GIVEN EXERCISE » Word for word, copy all the data and drop the pictures.

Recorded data
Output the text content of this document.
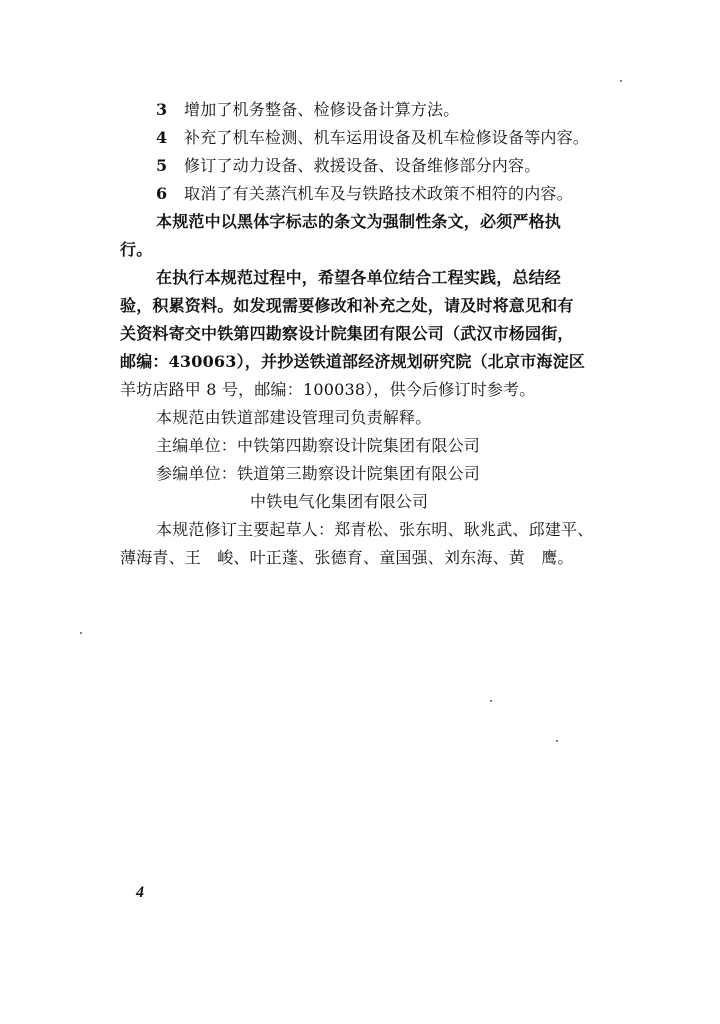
3 增加了机务整备、检修设备计算方法。
4 补充了机车检测、机车运用设备及机车检修设备等内容。
5 修订了动力设备、救援设备、设备维修部分内容。
6 取消了有关蒸汽机车及与铁路技术政策不相符的内容。
本规范中以黑体字标志的条文为强制性条文，必须严格执
行。
在执行本规范过程中，希望各单位结合工程实践，总结经
验，积累资料。如发现需要修改和补充之处，请及时将意见和有
关资料寄交中铁第四勘察设计院集团有限公司（武汉市杨园街，
邮编：430063），并抄送铁道部经济规划研究院（北京市海淀区
羊坊店路甲 8 号，邮编：100038），供今后修订时参考。
本规范由铁道部建设管理司负责解释。
主编单位：中铁第四勘察设计院集团有限公司
参编单位：铁道第三勘察设计院集团有限公司
中铁电气化集团有限公司
本规范修订主要起草人：郑青松、张东明、耿兆武、邱建平、
薄海青、王　峻、叶正蓬、张德育、童国强、刘东海、黄　鹰。
4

OUTPUT »
Output the text content of this document.
3 增加了机务整备、检修设备计算方法。
4 补充了机车检测、机车运用设备及机车检修设备等内容。
5 修订了动力设备、救援设备、设备维修部分内容。
6 取消了有关蒸汽机车及与铁路技术政策不相符的内容。
本规范中以黑体字标志的条文为强制性条文，必须严格执
行。
在执行本规范过程中，希望各单位结合工程实践，总结经
验，积累资料。如发现需要修改和补充之处，请及时将意见和有
关资料寄交中铁第四勘察设计院集团有限公司（武汉市杨园街，
邮编：430063），并抄送铁道部经济规划研究院（北京市海淀区
羊坊店路甲 8 号，邮编：100038），供今后修订时参考。
本规范由铁道部建设管理司负责解释。
主编单位：中铁第四勘察设计院集团有限公司
参编单位：铁道第三勘察设计院集团有限公司
中铁电气化集团有限公司
本规范修订主要起草人：郑青松、张东明、耿兆武、邱建平、
薄海青、王　峻、叶正蓬、张德育、童国强、刘东海、黄　鹰。
4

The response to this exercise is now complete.